* start INPUT ROWS *

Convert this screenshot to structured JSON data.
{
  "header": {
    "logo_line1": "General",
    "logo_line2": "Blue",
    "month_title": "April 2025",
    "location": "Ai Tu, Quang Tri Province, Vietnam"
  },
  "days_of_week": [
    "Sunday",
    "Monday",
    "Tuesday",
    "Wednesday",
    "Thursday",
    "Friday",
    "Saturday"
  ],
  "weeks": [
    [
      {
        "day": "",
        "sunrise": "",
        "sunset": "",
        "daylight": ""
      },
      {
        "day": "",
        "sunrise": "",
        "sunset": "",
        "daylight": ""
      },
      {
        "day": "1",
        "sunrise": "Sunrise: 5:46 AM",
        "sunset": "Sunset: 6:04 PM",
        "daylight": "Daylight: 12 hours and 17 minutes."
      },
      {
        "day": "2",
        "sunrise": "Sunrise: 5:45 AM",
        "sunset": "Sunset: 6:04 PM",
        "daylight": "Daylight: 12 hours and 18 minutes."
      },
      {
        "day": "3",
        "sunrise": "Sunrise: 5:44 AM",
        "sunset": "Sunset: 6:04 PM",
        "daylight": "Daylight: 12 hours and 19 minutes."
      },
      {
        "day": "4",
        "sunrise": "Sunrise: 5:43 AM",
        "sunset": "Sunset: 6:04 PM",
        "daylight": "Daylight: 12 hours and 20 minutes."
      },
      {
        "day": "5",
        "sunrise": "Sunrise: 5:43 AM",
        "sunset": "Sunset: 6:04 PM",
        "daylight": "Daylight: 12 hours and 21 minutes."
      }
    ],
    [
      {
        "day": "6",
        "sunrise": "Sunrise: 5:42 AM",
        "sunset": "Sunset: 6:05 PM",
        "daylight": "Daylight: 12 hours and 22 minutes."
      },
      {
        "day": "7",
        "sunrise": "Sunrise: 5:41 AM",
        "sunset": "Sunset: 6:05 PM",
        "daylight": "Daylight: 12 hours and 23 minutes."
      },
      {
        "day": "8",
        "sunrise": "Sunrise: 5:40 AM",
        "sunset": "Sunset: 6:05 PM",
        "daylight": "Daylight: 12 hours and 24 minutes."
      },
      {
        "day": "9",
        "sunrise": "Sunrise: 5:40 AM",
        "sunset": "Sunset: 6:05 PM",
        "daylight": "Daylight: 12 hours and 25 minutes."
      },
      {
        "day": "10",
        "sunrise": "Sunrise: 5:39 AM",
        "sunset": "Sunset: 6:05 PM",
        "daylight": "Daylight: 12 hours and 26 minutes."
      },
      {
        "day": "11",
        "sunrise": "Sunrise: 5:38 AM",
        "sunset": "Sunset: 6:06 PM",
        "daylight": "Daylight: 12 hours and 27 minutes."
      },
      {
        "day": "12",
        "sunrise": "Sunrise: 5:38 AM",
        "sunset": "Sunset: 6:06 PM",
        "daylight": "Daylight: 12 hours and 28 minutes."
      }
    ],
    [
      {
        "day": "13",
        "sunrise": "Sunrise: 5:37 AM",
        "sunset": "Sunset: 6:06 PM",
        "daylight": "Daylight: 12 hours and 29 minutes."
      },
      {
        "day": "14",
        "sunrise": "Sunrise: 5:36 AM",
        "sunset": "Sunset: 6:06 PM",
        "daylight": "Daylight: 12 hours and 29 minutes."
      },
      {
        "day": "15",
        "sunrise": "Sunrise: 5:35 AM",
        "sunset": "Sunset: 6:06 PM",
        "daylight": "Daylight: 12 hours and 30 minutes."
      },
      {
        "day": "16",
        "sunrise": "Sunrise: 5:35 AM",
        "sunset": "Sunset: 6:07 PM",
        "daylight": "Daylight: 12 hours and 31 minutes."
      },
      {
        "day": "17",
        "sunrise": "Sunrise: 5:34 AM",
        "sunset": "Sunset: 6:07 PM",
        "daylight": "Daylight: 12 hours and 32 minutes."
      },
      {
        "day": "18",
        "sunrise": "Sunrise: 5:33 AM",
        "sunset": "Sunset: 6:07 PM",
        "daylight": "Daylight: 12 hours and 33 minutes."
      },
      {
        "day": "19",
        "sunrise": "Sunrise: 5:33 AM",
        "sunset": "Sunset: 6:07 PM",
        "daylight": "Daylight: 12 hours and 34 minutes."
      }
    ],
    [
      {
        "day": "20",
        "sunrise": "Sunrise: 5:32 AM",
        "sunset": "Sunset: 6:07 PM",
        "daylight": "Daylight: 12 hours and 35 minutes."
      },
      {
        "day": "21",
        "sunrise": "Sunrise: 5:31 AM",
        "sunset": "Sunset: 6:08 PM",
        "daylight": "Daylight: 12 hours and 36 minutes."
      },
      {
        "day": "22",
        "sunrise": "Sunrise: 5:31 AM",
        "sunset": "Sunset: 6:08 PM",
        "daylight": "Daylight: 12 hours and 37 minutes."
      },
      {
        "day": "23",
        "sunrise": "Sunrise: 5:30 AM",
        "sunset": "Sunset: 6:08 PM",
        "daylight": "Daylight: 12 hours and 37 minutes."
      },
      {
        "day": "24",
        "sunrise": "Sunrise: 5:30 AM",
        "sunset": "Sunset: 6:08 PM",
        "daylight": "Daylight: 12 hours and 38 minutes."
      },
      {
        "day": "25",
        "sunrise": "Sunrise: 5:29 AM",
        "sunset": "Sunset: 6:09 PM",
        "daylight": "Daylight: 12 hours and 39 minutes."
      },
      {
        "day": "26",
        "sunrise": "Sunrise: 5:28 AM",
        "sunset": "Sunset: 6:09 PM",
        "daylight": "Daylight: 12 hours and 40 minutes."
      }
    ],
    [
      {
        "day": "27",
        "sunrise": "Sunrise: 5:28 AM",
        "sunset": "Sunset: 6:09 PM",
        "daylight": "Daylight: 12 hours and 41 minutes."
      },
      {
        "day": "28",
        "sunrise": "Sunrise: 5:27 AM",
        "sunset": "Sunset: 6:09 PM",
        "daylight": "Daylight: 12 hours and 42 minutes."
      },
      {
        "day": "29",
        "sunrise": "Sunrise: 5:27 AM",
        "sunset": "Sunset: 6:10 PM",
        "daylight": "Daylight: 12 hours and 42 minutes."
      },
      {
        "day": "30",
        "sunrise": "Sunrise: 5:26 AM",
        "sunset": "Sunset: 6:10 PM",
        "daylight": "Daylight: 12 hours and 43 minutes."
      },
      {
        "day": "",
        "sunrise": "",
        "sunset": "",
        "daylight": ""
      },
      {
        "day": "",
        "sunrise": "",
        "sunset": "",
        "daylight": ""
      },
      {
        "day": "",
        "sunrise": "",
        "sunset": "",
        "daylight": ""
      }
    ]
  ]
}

* end INPUT ROWS *
* start INPUT ROWS *

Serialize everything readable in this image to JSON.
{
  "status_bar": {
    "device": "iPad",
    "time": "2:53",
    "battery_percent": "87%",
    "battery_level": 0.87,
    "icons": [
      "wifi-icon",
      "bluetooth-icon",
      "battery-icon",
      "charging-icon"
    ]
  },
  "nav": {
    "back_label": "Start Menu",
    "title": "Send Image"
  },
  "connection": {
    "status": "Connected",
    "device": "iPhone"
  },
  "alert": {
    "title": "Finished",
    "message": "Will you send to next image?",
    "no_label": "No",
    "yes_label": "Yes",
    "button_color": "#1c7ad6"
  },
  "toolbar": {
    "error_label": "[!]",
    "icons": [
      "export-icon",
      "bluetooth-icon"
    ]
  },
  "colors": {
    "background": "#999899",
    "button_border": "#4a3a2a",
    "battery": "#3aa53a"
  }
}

* end INPUT ROWS *

- TASK BRIEF: Search the lines above for the string "this" and copy each line that has it.

- RESPONSE BELOW:
Convert this screenshot to structured JSON data.
Serialize everything readable in this image to JSON.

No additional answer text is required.